[START OF Excerpted data]
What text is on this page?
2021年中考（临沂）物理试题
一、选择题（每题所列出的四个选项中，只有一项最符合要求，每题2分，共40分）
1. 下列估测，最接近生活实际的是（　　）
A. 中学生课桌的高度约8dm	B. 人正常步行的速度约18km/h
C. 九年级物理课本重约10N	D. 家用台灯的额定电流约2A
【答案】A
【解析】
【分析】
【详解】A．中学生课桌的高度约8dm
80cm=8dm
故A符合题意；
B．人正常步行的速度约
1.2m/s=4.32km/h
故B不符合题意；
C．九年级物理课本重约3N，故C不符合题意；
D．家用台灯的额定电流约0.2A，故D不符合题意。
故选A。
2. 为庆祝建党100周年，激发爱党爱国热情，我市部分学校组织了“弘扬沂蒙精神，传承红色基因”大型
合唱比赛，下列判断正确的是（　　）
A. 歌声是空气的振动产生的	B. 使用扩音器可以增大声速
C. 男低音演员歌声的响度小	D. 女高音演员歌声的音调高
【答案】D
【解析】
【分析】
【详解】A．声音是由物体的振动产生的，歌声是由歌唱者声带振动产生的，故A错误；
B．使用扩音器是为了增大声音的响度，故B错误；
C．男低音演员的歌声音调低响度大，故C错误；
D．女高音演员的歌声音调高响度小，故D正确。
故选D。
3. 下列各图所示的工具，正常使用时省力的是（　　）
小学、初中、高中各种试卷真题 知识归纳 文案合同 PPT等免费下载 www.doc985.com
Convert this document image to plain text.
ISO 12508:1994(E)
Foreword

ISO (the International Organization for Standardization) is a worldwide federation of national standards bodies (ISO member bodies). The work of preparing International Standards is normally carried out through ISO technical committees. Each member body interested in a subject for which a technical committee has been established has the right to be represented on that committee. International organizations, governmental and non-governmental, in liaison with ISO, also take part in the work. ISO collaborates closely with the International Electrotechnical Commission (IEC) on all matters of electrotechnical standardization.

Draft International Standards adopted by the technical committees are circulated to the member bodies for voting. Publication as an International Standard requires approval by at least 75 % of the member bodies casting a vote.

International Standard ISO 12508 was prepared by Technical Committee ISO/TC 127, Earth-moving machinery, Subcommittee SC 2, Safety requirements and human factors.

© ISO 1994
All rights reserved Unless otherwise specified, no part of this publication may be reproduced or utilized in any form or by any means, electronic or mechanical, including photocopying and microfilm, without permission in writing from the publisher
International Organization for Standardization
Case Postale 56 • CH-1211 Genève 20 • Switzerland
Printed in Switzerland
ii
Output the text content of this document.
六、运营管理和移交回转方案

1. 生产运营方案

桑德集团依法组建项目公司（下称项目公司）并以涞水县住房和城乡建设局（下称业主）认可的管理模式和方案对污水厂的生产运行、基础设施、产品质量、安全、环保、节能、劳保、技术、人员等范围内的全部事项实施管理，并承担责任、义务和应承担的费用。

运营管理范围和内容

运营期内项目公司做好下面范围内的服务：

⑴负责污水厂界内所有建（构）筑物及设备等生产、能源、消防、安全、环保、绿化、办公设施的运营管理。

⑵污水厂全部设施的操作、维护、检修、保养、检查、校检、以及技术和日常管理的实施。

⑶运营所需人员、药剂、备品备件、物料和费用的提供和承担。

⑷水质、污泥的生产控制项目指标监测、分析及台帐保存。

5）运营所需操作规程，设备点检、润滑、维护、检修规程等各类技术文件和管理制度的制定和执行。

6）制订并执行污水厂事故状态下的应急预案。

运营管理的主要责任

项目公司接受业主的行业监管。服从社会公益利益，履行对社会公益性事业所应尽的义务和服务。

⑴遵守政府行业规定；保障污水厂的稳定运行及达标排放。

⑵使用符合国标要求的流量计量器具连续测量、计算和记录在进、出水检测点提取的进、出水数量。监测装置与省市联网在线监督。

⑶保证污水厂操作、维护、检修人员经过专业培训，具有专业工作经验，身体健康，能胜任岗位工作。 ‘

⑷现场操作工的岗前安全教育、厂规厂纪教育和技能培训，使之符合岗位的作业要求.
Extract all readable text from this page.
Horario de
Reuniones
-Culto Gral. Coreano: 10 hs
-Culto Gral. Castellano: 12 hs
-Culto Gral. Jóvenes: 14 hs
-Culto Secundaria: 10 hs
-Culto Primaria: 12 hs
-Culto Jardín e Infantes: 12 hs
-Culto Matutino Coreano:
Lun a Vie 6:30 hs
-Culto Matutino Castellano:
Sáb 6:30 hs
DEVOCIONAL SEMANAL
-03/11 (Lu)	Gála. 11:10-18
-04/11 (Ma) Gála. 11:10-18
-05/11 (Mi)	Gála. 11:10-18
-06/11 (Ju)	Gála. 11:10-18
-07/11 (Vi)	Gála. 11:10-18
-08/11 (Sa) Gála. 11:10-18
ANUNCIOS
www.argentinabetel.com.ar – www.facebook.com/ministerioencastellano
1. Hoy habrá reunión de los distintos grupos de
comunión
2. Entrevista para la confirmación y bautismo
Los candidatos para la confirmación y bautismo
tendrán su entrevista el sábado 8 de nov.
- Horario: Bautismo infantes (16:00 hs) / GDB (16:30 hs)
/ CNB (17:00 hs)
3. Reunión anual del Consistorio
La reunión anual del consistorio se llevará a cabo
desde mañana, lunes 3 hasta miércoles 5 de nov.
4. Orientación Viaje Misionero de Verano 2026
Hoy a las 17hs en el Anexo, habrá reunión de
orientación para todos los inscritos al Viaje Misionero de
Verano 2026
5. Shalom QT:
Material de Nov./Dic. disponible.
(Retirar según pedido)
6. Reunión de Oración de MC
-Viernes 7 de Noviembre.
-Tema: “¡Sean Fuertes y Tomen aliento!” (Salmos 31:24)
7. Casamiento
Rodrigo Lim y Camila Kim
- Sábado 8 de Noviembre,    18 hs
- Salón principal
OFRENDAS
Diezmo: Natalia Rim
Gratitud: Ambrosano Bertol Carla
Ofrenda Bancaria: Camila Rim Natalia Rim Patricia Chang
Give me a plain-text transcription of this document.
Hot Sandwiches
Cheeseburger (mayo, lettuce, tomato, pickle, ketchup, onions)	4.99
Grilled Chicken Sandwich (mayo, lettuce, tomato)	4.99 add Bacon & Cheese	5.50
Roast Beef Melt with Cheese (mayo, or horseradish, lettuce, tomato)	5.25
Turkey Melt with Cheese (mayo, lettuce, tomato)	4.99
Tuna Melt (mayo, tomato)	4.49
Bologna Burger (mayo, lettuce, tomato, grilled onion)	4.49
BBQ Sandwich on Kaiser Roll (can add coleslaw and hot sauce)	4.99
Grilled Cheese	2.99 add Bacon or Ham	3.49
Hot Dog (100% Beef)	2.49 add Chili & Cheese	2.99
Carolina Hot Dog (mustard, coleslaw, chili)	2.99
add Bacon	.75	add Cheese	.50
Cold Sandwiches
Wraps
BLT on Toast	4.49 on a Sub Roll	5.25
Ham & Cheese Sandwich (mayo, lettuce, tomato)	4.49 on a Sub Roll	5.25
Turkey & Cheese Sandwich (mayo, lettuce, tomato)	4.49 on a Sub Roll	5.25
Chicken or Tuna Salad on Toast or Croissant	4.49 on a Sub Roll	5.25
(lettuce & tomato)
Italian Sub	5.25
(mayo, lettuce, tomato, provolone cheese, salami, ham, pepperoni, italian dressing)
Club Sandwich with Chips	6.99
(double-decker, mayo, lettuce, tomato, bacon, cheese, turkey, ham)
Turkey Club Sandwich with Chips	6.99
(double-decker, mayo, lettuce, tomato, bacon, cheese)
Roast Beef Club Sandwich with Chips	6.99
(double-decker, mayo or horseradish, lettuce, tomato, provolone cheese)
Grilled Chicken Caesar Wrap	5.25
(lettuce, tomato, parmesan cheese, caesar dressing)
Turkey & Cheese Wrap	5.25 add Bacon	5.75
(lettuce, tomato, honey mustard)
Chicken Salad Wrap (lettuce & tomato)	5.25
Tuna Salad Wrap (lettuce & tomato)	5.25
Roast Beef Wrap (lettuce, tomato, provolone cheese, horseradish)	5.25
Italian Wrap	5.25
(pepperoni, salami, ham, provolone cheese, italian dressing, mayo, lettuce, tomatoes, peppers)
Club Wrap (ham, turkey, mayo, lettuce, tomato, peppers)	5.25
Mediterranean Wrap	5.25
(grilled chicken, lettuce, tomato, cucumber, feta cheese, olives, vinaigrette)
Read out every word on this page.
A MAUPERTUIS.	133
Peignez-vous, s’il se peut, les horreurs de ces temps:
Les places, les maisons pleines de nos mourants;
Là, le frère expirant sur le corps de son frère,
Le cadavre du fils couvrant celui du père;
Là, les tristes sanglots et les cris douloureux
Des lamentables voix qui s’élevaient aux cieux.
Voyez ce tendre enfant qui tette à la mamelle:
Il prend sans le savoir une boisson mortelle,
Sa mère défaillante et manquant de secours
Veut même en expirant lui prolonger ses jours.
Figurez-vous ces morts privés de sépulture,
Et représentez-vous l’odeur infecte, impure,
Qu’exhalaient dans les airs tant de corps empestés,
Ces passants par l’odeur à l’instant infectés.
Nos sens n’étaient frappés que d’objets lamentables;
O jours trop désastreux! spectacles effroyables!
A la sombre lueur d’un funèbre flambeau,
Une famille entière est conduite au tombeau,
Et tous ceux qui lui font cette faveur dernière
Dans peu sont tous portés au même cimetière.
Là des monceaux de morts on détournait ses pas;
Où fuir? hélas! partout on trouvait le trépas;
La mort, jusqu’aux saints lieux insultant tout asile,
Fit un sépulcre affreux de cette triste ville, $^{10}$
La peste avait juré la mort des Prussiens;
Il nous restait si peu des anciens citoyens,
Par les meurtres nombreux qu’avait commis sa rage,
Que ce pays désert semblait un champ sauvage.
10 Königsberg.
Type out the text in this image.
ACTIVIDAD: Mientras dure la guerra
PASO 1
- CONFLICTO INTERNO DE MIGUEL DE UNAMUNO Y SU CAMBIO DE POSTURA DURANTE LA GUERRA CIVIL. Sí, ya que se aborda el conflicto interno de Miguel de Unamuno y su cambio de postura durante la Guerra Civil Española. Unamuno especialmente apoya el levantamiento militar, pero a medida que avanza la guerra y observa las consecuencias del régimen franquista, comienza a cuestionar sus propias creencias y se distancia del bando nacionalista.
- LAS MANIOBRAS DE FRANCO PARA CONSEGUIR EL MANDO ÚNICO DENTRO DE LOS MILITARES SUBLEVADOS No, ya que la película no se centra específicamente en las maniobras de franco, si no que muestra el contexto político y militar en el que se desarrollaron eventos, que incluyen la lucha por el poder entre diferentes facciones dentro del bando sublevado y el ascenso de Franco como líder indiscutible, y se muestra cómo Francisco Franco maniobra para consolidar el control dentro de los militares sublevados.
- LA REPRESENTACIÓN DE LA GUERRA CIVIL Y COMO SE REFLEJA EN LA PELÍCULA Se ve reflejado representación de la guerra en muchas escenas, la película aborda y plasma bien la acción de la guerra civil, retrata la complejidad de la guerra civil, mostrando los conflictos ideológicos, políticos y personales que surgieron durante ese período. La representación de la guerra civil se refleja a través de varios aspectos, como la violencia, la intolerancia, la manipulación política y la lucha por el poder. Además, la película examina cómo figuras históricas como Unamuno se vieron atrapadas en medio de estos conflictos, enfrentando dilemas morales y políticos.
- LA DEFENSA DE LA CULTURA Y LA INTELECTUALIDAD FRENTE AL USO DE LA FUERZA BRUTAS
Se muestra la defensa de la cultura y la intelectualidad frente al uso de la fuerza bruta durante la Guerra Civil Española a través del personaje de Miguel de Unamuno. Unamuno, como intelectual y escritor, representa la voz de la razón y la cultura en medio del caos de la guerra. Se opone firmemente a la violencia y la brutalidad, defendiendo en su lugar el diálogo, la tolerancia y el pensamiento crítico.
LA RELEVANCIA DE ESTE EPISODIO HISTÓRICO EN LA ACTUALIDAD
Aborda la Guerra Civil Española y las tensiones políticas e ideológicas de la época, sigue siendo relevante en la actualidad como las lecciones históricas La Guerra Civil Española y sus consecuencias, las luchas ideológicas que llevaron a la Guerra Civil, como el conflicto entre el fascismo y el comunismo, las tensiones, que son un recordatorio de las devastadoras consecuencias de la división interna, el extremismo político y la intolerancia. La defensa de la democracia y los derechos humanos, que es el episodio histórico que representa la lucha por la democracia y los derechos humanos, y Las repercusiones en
[END OF Excerpted data]
- _To be done_: In the records above, find each line holding "document" and copy it.

- _Final result_:
Convert this document image to plain text.
Output the text content of this document.
Give me a plain-text transcription of this document.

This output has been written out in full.